* _WHAT NEEDS TO BE DONE_: Output nothing but the number of lines that include the word "高职装潢".

* _ROWS_:
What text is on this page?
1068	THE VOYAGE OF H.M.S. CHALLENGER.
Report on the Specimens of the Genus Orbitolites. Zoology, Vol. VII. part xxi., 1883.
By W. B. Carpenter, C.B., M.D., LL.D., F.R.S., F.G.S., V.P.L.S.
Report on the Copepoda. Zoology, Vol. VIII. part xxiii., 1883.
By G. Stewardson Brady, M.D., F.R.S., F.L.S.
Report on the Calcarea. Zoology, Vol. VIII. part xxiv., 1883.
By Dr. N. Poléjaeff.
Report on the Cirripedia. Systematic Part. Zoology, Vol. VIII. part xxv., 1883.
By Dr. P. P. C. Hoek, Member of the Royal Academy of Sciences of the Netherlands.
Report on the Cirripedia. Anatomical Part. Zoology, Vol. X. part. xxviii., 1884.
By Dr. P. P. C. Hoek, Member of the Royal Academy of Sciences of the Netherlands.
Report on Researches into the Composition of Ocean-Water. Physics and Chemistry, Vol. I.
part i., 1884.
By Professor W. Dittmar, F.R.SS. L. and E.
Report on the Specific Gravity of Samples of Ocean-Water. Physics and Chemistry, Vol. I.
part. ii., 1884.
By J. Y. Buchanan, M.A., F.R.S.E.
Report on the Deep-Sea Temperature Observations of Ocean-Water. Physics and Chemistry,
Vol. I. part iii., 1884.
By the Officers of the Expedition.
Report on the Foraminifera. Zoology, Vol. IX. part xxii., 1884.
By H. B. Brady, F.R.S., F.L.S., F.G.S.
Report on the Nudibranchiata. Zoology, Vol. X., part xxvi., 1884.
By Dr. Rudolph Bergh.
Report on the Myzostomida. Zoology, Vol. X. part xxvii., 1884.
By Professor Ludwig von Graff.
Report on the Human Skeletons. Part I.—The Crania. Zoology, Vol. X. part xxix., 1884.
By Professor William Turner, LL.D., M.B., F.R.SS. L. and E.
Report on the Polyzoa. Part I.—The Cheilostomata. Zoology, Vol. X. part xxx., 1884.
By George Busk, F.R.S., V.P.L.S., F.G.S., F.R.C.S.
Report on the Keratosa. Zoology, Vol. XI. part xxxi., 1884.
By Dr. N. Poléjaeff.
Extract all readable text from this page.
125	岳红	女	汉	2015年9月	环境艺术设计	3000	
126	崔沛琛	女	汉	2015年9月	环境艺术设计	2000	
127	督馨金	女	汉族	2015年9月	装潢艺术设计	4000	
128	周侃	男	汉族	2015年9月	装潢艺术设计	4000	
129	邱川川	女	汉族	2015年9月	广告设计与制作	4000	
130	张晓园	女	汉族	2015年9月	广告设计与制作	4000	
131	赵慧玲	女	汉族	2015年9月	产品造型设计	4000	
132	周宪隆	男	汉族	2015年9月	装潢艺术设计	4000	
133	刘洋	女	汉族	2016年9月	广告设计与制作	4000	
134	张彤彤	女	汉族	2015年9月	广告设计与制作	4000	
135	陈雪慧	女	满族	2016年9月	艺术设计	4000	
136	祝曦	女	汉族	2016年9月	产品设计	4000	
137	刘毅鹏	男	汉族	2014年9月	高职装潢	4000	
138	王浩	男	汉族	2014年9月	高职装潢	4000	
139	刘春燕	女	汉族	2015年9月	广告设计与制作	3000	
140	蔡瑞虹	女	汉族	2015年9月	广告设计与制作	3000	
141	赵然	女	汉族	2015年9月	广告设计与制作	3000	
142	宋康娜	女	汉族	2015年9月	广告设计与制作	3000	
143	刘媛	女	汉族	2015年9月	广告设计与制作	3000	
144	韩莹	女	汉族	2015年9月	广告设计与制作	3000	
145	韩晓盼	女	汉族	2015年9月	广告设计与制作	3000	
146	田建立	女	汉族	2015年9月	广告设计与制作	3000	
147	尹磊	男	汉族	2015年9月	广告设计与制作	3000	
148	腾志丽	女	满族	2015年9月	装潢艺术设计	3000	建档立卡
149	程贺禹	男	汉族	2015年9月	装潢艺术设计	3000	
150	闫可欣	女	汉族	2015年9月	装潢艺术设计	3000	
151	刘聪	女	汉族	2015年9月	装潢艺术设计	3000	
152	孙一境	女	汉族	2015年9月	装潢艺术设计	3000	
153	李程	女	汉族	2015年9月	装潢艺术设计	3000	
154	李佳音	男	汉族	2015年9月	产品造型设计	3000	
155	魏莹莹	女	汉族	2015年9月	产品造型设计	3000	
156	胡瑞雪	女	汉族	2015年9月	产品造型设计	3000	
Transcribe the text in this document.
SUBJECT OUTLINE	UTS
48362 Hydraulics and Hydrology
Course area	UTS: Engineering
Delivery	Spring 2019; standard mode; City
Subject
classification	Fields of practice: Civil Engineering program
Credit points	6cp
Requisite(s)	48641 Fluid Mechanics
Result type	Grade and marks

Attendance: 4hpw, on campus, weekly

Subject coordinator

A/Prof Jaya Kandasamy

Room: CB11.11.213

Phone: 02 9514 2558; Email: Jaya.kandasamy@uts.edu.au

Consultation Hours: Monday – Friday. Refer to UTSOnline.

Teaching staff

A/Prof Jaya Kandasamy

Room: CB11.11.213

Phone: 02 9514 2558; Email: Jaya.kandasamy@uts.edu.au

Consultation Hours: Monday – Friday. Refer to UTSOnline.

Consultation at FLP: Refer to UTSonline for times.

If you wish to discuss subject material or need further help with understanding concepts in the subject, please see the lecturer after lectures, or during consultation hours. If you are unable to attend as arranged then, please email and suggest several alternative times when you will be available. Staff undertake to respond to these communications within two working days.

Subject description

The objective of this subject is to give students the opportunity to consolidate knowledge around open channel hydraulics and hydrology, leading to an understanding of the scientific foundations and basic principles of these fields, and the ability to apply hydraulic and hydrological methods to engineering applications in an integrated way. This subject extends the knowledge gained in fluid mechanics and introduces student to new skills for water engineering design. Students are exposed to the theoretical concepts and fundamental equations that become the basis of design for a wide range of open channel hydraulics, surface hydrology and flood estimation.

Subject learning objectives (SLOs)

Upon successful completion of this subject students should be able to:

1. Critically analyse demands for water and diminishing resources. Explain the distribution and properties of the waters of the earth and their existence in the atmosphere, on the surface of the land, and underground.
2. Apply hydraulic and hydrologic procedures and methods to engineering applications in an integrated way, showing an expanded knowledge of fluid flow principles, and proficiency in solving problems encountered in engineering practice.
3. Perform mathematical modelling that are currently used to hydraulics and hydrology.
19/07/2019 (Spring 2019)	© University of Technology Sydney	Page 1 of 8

* _RESULT OF THE TASK_: 2